##### STORED DATA #####
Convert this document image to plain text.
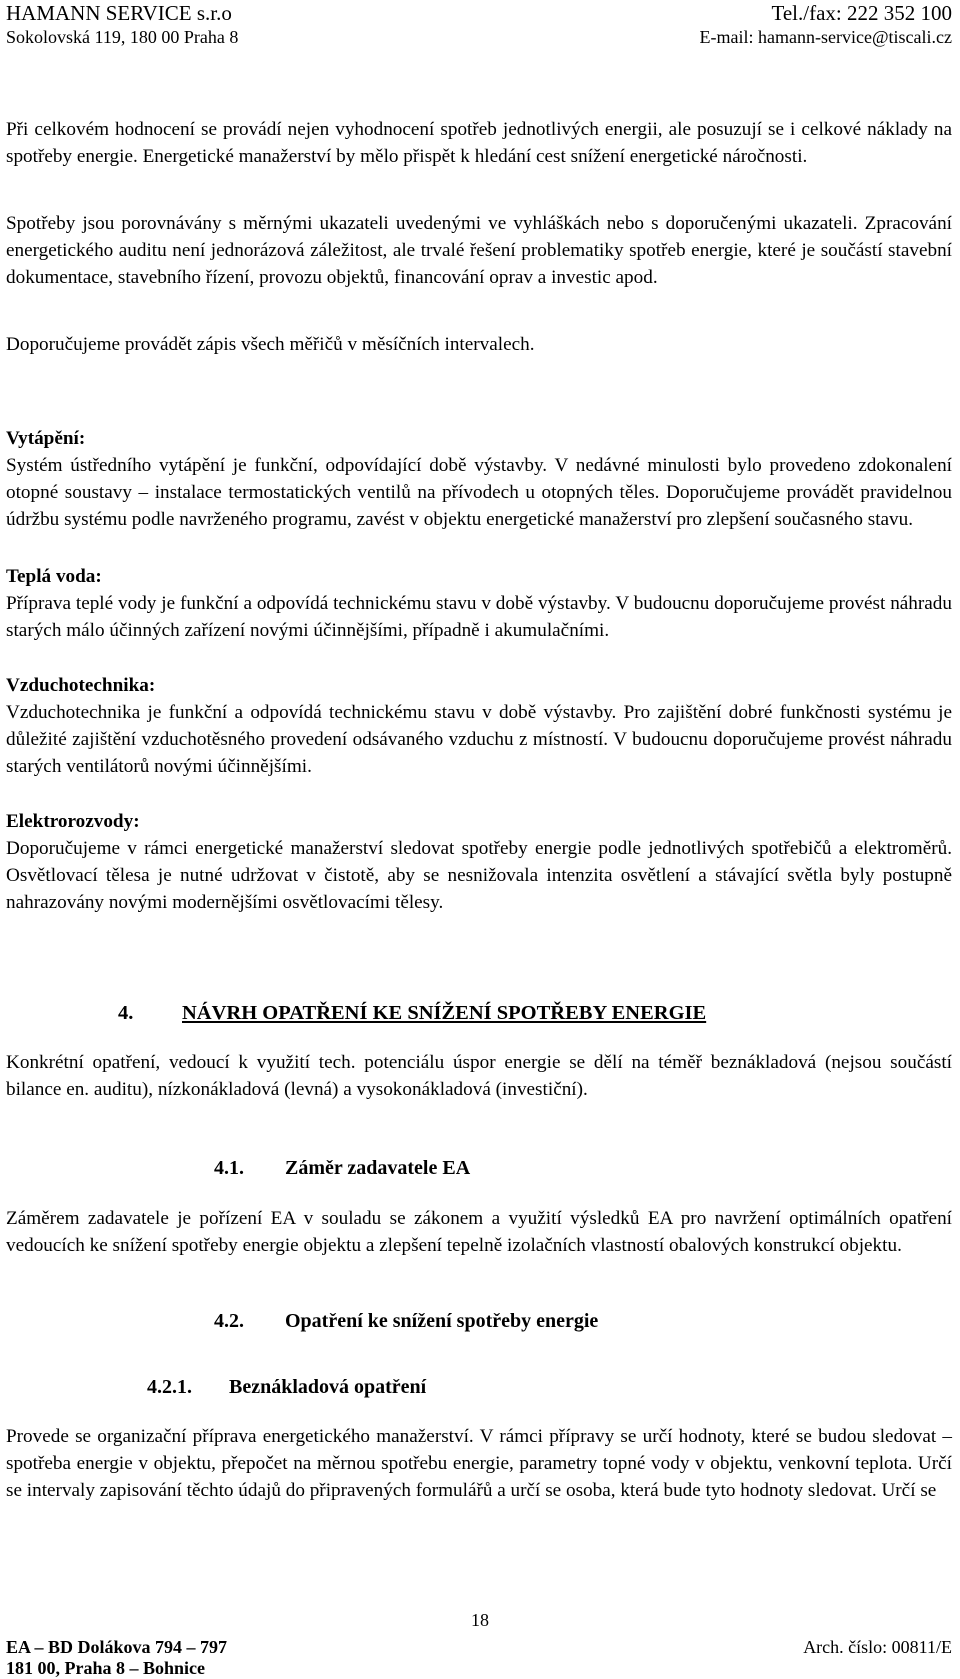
HAMANN SERVICE s.r.o
Sokolovská 119, 180 00 Praha 8
Tel./fax: 222 352 100
E-mail: hamann-service@tiscali.cz

Při celkovém hodnocení se provádí nejen vyhodnocení spotřeb jednotlivých energii, ale posuzují se i celkové náklady na spotřeby energie. Energetické manažerství by mělo přispět k hledání cest snížení energetické náročnosti.

Spotřeby jsou porovnávány s měrnými ukazateli uvedenými ve vyhláškách nebo s doporučenými ukazateli. Zpracování energetického auditu není jednorázová záležitost, ale trvalé řešení problematiky spotřeb energie, které je součástí stavební dokumentace, stavebního řízení, provozu objektů, financování oprav a investic apod.

Doporučujeme provádět zápis všech měřičů v měsíčních intervalech.

Vytápění:

Systém ústředního vytápění je funkční, odpovídající době výstavby. V nedávné minulosti bylo provedeno zdokonalení otopné soustavy – instalace termostatických ventilů na přívodech u otopných těles. Doporučujeme provádět pravidelnou údržbu systému podle navrženého programu, zavést v objektu energetické manažerství pro zlepšení současného stavu.

Teplá voda:

Příprava teplé vody je funkční a odpovídá technickému stavu v době výstavby. V budoucnu doporučujeme provést náhradu starých málo účinných zařízení novými účinnějšími, případně i akumulačními.

Vzduchotechnika:

Vzduchotechnika je funkční a odpovídá technickému stavu v době výstavby. Pro zajištění dobré funkčnosti systému je důležité zajištění vzduchotěsného provedení odsávaného vzduchu z místností. V budoucnu doporučujeme provést náhradu starých ventilátorů novými účinnějšími.

Elektrorozvody:

Doporučujeme v rámci energetické manažerství sledovat spotřeby energie podle jednotlivých spotřebičů a elektroměrů. Osvětlovací tělesa je nutné udržovat v čistotě, aby se nesnižovala intenzita osvětlení a stávající světla byly postupně nahrazovány novými modernějšími osvětlovacími tělesy.

4. NÁVRH OPATŘENÍ KE SNÍŽENÍ SPOTŘEBY ENERGIE

Konkrétní opatření, vedoucí k využití tech. potenciálu úspor energie se dělí na téměř beznákladová (nejsou součástí bilance en. auditu), nízkonákladová (levná) a vysokonákladová (investiční).

4.1. Záměr zadavatele EA

Záměrem zadavatele je pořízení EA v souladu se zákonem a využití výsledků EA pro navržení optimálních opatření vedoucích ke snížení spotřeby energie objektu a zlepšení tepelně izolačních vlastností obalových konstrukcí objektu.

4.2. Opatření ke snížení spotřeby energie
4.2.1. Beznákladová opatření

Provede se organizační příprava energetického manažerství. V rámci přípravy se určí hodnoty, které se budou sledovat – spotřeba energie v objektu, přepočet na měrnou spotřebu energie, parametry topné vody v objektu, venkovní teplota. Určí se intervaly zapisování těchto údajů do připravených formulářů a určí se osoba, která bude tyto hodnoty sledovat. Určí se

18
EA – BD Dolákova 794 – 797
181 00, Praha 8 – Bohnice
Arch. číslo: 00811/E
#####
The listing above must be printed again exactly, minus its pictures.

Convert this document image to plain text.
HAMANN SERVICE s.r.o
Sokolovská 119, 180 00 Praha 8
Tel./fax: 222 352 100
E-mail: hamann-service@tiscali.cz

Při celkovém hodnocení se provádí nejen vyhodnocení spotřeb jednotlivých energii, ale posuzují se i celkové náklady na spotřeby energie. Energetické manažerství by mělo přispět k hledání cest snížení energetické náročnosti.

Spotřeby jsou porovnávány s měrnými ukazateli uvedenými ve vyhláškách nebo s doporučenými ukazateli. Zpracování energetického auditu není jednorázová záležitost, ale trvalé řešení problematiky spotřeb energie, které je součástí stavební dokumentace, stavebního řízení, provozu objektů, financování oprav a investic apod.

Doporučujeme provádět zápis všech měřičů v měsíčních intervalech.

Vytápění:

Systém ústředního vytápění je funkční, odpovídající době výstavby. V nedávné minulosti bylo provedeno zdokonalení otopné soustavy – instalace termostatických ventilů na přívodech u otopných těles. Doporučujeme provádět pravidelnou údržbu systému podle navrženého programu, zavést v objektu energetické manažerství pro zlepšení současného stavu.

Teplá voda:

Příprava teplé vody je funkční a odpovídá technickému stavu v době výstavby. V budoucnu doporučujeme provést náhradu starých málo účinných zařízení novými účinnějšími, případně i akumulačními.

Vzduchotechnika:

Vzduchotechnika je funkční a odpovídá technickému stavu v době výstavby. Pro zajištění dobré funkčnosti systému je důležité zajištění vzduchotěsného provedení odsávaného vzduchu z místností. V budoucnu doporučujeme provést náhradu starých ventilátorů novými účinnějšími.

Elektrorozvody:

Doporučujeme v rámci energetické manažerství sledovat spotřeby energie podle jednotlivých spotřebičů a elektroměrů. Osvětlovací tělesa je nutné udržovat v čistotě, aby se nesnižovala intenzita osvětlení a stávající světla byly postupně nahrazovány novými modernějšími osvětlovacími tělesy.

4. NÁVRH OPATŘENÍ KE SNÍŽENÍ SPOTŘEBY ENERGIE

Konkrétní opatření, vedoucí k využití tech. potenciálu úspor energie se dělí na téměř beznákladová (nejsou součástí bilance en. auditu), nízkonákladová (levná) a vysokonákladová (investiční).

4.1. Záměr zadavatele EA

Záměrem zadavatele je pořízení EA v souladu se zákonem a využití výsledků EA pro navržení optimálních opatření vedoucích ke snížení spotřeby energie objektu a zlepšení tepelně izolačních vlastností obalových konstrukcí objektu.

4.2. Opatření ke snížení spotřeby energie
4.2.1. Beznákladová opatření

Provede se organizační příprava energetického manažerství. V rámci přípravy se určí hodnoty, které se budou sledovat – spotřeba energie v objektu, přepočet na měrnou spotřebu energie, parametry topné vody v objektu, venkovní teplota. Určí se intervaly zapisování těchto údajů do připravených formulářů a určí se osoba, která bude tyto hodnoty sledovat. Určí se

18
EA – BD Dolákova 794 – 797
181 00, Praha 8 – Bohnice
Arch. číslo: 00811/E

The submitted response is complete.